■ What you are asked to do
Each line that includes the string "JSON" counts once; give the total and nothing else.

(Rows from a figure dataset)

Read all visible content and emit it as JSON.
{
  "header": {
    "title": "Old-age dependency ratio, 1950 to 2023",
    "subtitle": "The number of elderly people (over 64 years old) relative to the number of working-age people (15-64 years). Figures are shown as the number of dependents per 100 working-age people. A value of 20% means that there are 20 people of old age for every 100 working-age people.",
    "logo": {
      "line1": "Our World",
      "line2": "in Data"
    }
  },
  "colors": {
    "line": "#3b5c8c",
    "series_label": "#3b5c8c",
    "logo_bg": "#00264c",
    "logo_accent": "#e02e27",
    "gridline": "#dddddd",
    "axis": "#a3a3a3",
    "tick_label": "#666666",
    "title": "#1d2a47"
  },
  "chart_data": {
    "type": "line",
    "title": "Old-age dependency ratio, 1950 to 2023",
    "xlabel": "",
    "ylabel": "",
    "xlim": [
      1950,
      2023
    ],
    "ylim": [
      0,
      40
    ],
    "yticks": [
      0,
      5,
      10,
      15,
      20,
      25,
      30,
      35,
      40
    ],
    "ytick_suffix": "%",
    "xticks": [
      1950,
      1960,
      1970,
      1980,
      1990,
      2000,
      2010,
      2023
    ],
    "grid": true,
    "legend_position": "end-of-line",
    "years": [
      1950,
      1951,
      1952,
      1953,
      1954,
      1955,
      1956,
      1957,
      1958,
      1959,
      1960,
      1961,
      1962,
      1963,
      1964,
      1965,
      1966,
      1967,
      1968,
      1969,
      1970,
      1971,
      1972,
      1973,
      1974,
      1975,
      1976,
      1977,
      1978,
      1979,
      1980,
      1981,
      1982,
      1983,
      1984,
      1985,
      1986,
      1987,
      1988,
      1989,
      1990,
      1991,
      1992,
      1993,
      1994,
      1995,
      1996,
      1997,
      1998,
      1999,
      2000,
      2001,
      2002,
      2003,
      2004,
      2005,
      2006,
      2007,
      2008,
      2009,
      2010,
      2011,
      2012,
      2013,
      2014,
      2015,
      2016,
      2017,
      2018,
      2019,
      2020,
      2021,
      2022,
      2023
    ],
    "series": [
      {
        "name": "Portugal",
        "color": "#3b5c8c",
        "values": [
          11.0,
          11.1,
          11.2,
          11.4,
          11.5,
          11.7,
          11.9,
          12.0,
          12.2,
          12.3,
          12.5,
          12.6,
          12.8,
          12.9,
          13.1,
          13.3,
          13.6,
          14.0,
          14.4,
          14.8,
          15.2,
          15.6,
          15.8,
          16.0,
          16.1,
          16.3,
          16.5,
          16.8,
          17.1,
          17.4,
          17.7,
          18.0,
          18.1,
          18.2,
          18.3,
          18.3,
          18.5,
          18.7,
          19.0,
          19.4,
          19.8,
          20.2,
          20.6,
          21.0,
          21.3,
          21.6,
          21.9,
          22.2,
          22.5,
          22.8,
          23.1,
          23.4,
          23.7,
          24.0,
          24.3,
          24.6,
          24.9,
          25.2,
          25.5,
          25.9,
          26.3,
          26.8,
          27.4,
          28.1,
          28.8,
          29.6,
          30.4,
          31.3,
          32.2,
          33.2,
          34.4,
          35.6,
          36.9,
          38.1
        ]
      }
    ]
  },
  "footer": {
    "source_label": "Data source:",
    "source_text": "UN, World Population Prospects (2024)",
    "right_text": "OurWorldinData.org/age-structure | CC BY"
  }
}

---

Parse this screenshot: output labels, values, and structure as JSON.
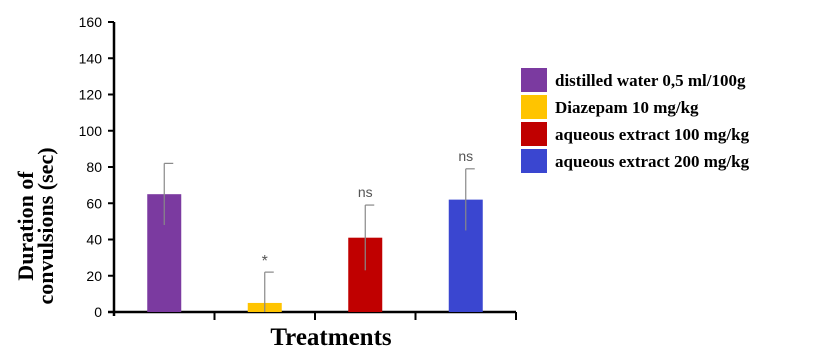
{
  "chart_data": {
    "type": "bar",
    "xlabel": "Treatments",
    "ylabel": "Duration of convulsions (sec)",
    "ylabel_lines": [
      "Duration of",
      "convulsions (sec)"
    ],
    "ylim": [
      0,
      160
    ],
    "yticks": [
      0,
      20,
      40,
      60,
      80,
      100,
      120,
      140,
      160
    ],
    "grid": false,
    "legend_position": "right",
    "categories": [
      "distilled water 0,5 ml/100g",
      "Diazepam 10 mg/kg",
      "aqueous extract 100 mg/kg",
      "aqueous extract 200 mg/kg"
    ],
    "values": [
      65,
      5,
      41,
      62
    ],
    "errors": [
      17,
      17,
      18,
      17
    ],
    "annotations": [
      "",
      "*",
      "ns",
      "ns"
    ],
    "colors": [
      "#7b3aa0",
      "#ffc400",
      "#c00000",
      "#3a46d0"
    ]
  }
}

* * *

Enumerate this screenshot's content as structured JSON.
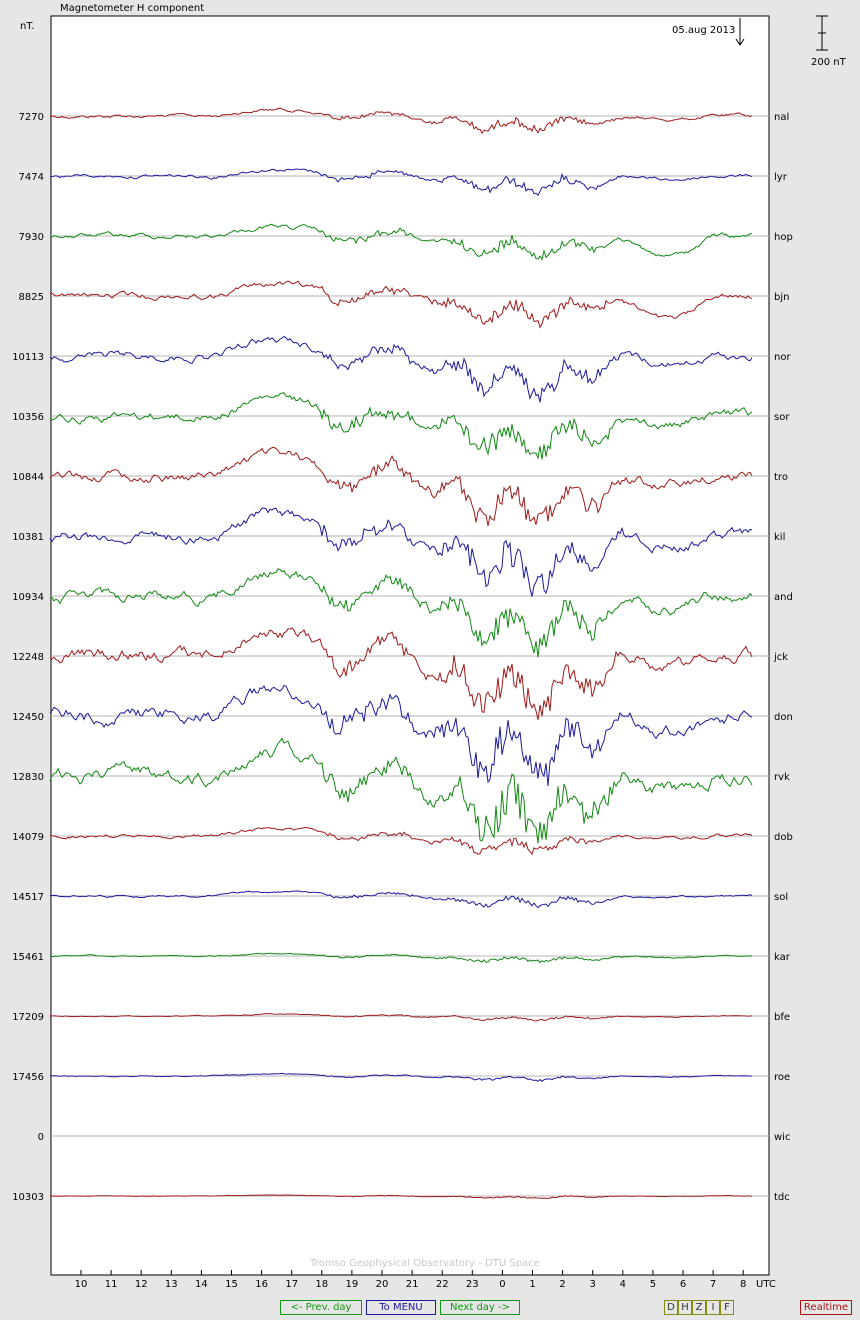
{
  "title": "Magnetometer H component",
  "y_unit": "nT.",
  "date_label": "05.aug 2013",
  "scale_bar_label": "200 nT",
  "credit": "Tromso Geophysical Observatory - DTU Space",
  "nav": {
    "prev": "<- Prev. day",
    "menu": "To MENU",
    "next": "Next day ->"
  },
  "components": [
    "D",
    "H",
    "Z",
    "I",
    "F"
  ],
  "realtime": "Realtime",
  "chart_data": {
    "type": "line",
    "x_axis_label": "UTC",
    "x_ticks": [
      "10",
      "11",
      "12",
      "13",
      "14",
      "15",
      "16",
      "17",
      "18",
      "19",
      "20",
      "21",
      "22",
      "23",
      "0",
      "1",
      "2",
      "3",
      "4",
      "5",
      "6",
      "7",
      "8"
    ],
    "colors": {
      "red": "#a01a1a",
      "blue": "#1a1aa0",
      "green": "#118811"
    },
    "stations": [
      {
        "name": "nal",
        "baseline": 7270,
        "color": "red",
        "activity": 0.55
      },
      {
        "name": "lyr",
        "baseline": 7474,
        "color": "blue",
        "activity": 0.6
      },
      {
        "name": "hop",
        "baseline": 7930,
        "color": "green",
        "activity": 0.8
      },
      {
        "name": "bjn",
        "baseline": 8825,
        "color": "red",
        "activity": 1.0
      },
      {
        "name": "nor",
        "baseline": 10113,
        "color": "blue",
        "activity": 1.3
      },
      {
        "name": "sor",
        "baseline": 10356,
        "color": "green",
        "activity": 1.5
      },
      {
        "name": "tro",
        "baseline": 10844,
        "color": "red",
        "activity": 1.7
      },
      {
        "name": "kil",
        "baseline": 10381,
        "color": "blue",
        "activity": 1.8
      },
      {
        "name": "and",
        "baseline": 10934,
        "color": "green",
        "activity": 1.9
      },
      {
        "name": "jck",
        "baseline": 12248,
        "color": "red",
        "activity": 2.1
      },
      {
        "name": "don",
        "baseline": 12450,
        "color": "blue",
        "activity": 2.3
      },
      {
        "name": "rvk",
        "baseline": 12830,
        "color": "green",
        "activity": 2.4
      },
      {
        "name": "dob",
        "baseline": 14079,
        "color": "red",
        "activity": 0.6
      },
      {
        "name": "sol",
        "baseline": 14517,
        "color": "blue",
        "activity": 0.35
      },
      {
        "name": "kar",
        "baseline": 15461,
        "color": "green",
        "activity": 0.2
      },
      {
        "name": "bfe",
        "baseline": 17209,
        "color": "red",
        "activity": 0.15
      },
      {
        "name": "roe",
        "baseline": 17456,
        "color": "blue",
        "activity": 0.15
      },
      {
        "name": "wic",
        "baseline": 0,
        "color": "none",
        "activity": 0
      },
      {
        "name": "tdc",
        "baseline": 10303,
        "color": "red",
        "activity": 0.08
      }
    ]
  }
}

■ Result
3